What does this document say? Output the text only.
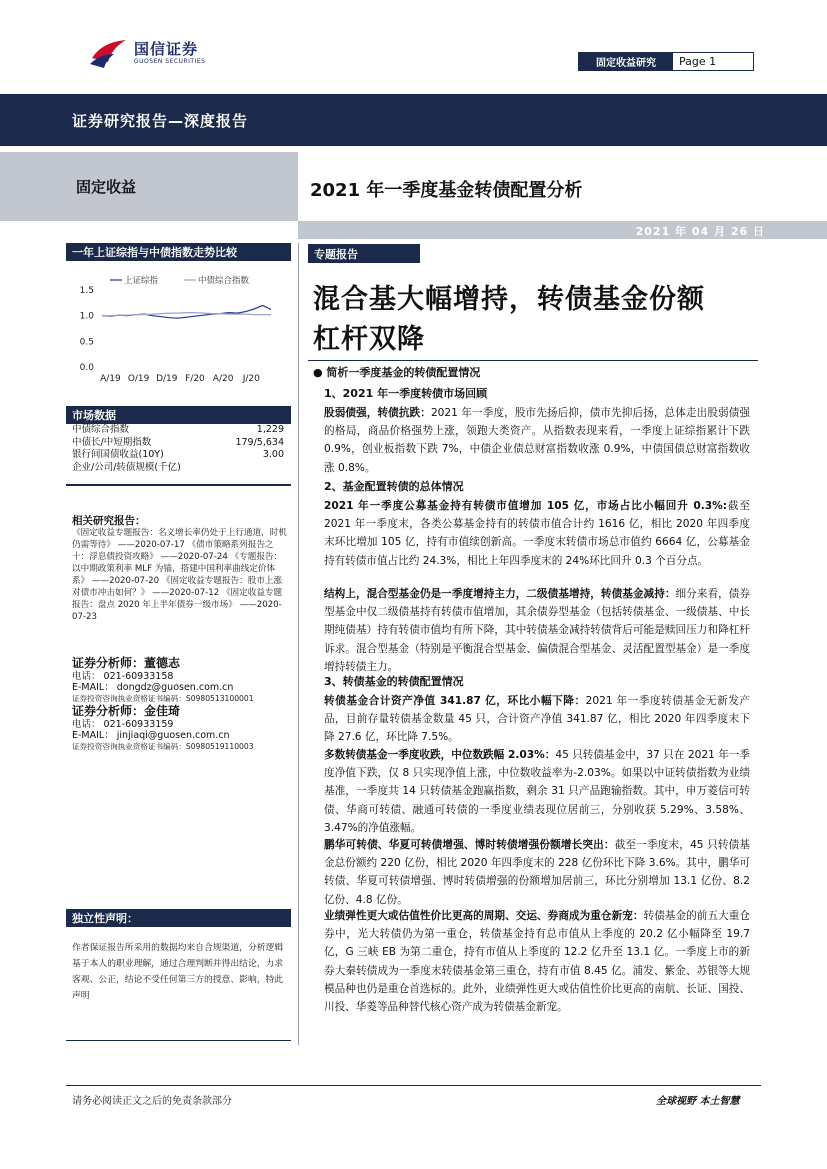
国信证券
GUOSEN SECURITIES	固定收益研究	Page 1
证券研究报告—深度报告
固定收益	2021 年一季度基金转债配置分析
2021 年 04 月 26 日
一年上证综指与中债指数走势比较
1.5
1.0
0.5
0.0
A/19 O/19 D/19 F/20 A/20 J/20
上证综指	中债综合指数
市场数据
中债综合指数	1,229
中债长/中短期指数	179/5,634
银行间国债收益(10Y)	3.00
企业/公司/转债规模(千亿)
相关研究报告：
《固定收益专题报告：名义增长率仍处于上行通道，时机仍需等待》 ——2020-07-17 《债市策略系列报告之十：浮息债投资攻略》 ——2020-07-24 《专题报告：以中期政策利率 MLF 为锚，搭建中国利率曲线定价体系》 ——2020-07-20 《固定收益专题报告：股市上涨对债市冲击如何？》 ——2020-07-12 《固定收益专题报告：盘点 2020 年上半年债券一级市场》 ——2020-07-23
证券分析师：董德志
电话： 021-60933158
E-MAIL： dongdz@guosen.com.cn
证券投资咨询执业资格证书编码：S0980513100001
证券分析师：金佳琦
电话： 021-60933159
E-MAIL： jinjiaqi@guosen.com.cn
证券投资咨询执业资格证书编码：S0980519110003
独立性声明：
作者保证报告所采用的数据均来自合规渠道，分析逻辑基于本人的职业理解，通过合理判断并得出结论，力求客观、公正，结论不受任何第三方的授意、影响，特此声明
专题报告
混合基大幅增持，转债基金份额
杠杆双降
● 简析一季度基金的转债配置情况
1、2021 年一季度转债市场回顾
股弱债强，转债抗跌：2021 年一季度，股市先扬后抑，债市先抑后扬，总体走出股弱债强的格局，商品价格强势上涨，领跑大类资产。从指数表现来看，一季度上证综指累计下跌 0.9%，创业板指数下跌 7%，中债企业债总财富指数收涨 0.9%，中债国债总财富指数收涨 0.8%。
2、基金配置转债的总体情况
2021 年一季度公募基金持有转债市值增加 105 亿，市场占比小幅回升 0.3%:截至 2021 年一季度末，各类公募基金持有的转债市值合计约 1616 亿，相比 2020 年四季度末环比增加 105 亿，持有市值续创新高。一季度末转债市场总市值约 6664 亿，公募基金持有转债市值占比约 24.3%，相比上年四季度末的 24%环比回升 0.3 个百分点。
结构上，混合型基金仍是一季度增持主力，二级债基增持，转债基金减持：细分来看，债券型基金中仅二级债基持有转债市值增加，其余债券型基金（包括转债基金、一级债基、中长期纯债基）持有转债市值均有所下降，其中转债基金减持转债背后可能是赎回压力和降杠杆诉求。混合型基金（特别是平衡混合型基金、偏债混合型基金、灵活配置型基金）是一季度增持转债主力。
3、转债基金的转债配置情况
转债基金合计资产净值 341.87 亿，环比小幅下降：2021 年一季度转债基金无新发产品，目前存量转债基金数量 45 只，合计资产净值 341.87 亿，相比 2020 年四季度末下降 27.6 亿，环比降 7.5%。
多数转债基金一季度收跌，中位数跌幅 2.03%：45 只转债基金中，37 只在 2021 年一季度净值下跌，仅 8 只实现净值上涨，中位数收益率为-2.03%。如果以中证转债指数为业绩基准，一季度共 14 只转债基金跑赢指数，剩余 31 只产品跑输指数。其中，申万菱信可转债、华商可转债、融通可转债的一季度业绩表现位居前三，分别收获 5.29%、3.58%、3.47%的净值涨幅。
鹏华可转债、华夏可转债增强、博时转债增强份额增长突出：截至一季度末，45 只转债基金总份额约 220 亿份，相比 2020 年四季度末的 228 亿份环比下降 3.6%。其中，鹏华可转债、华夏可转债增强、博时转债增强的份额增加居前三，环比分别增加 13.1 亿份、8.2 亿份、4.8 亿份。
业绩弹性更大或估值性价比更高的周期、交运、券商成为重仓新宠：转债基金的前五大重仓券中，光大转债仍为第一重仓，转债基金持有总市值从上季度的 20.2 亿小幅降至 19.7 亿，G 三峡 EB 为第二重仓，持有市值从上季度的 12.2 亿升至 13.1 亿。一季度上市的新券大秦转债成为一季度末转债基金第三重仓，持有市值 8.45 亿。浦发、紫金、苏银等大规模品种也仍是重仓首选标的。此外，业绩弹性更大或估值性价比更高的南航、长证、国投、川投、华菱等品种替代核心资产成为转债基金新宠。
请务必阅读正文之后的免责条款部分	全球视野 本土智慧
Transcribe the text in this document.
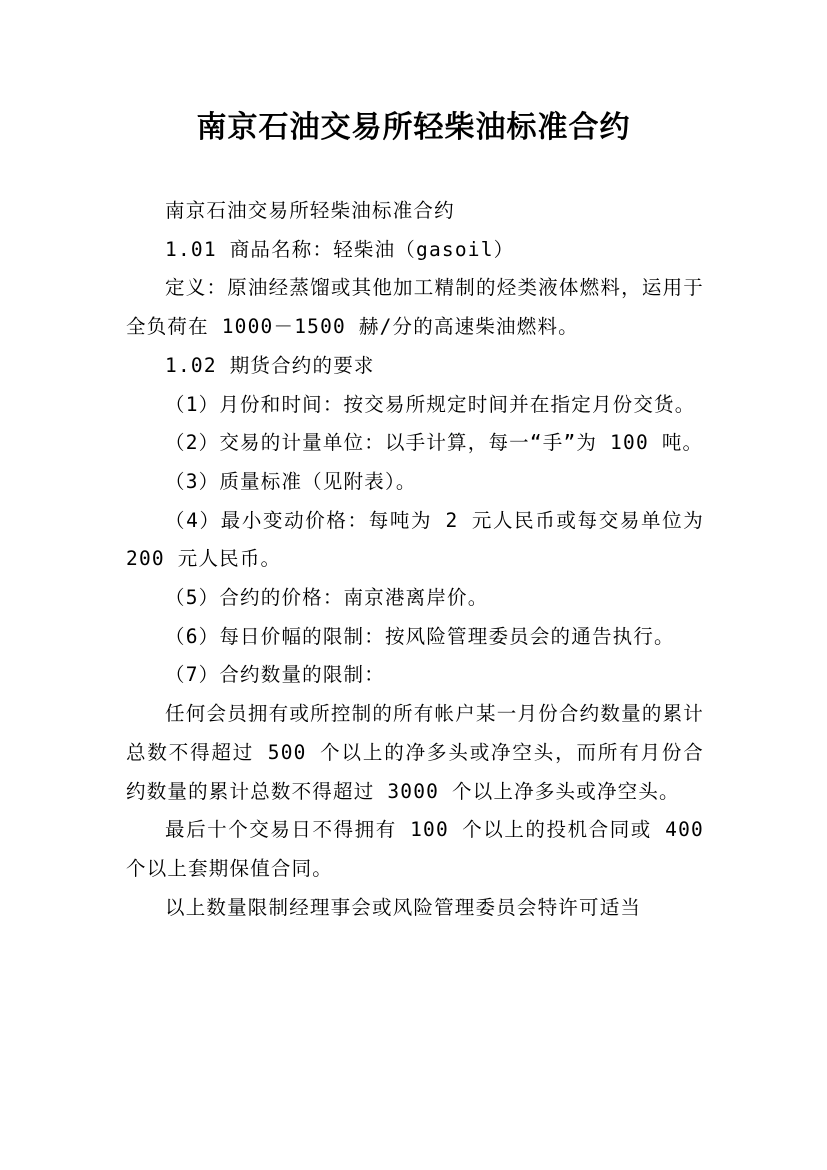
南京石油交易所轻柴油标准合约

南京石油交易所轻柴油标准合约

1.01 商品名称：轻柴油（gasoil）

定义：原油经蒸馏或其他加工精制的烃类液体燃料，运用于全负荷在 1000－1500 赫/分的高速柴油燃料。

1.02 期货合约的要求

（1）月份和时间：按交易所规定时间并在指定月份交货。

（2）交易的计量单位：以手计算，每一“手”为 100 吨。

（3）质量标准（见附表）。

（4）最小变动价格：每吨为 2 元人民币或每交易单位为 200 元人民币。

（5）合约的价格：南京港离岸价。

（6）每日价幅的限制：按风险管理委员会的通告执行。

（7）合约数量的限制：

任何会员拥有或所控制的所有帐户某一月份合约数量的累计总数不得超过 500 个以上的净多头或净空头，而所有月份合约数量的累计总数不得超过 3000 个以上净多头或净空头。

最后十个交易日不得拥有 100 个以上的投机合同或 400 个以上套期保值合同。

以上数量限制经理事会或风险管理委员会特许可适当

******************************

Return all lines containing the word "document".

• [Task response]
What does this document say? Output the text only.
Transcribe the text in this document.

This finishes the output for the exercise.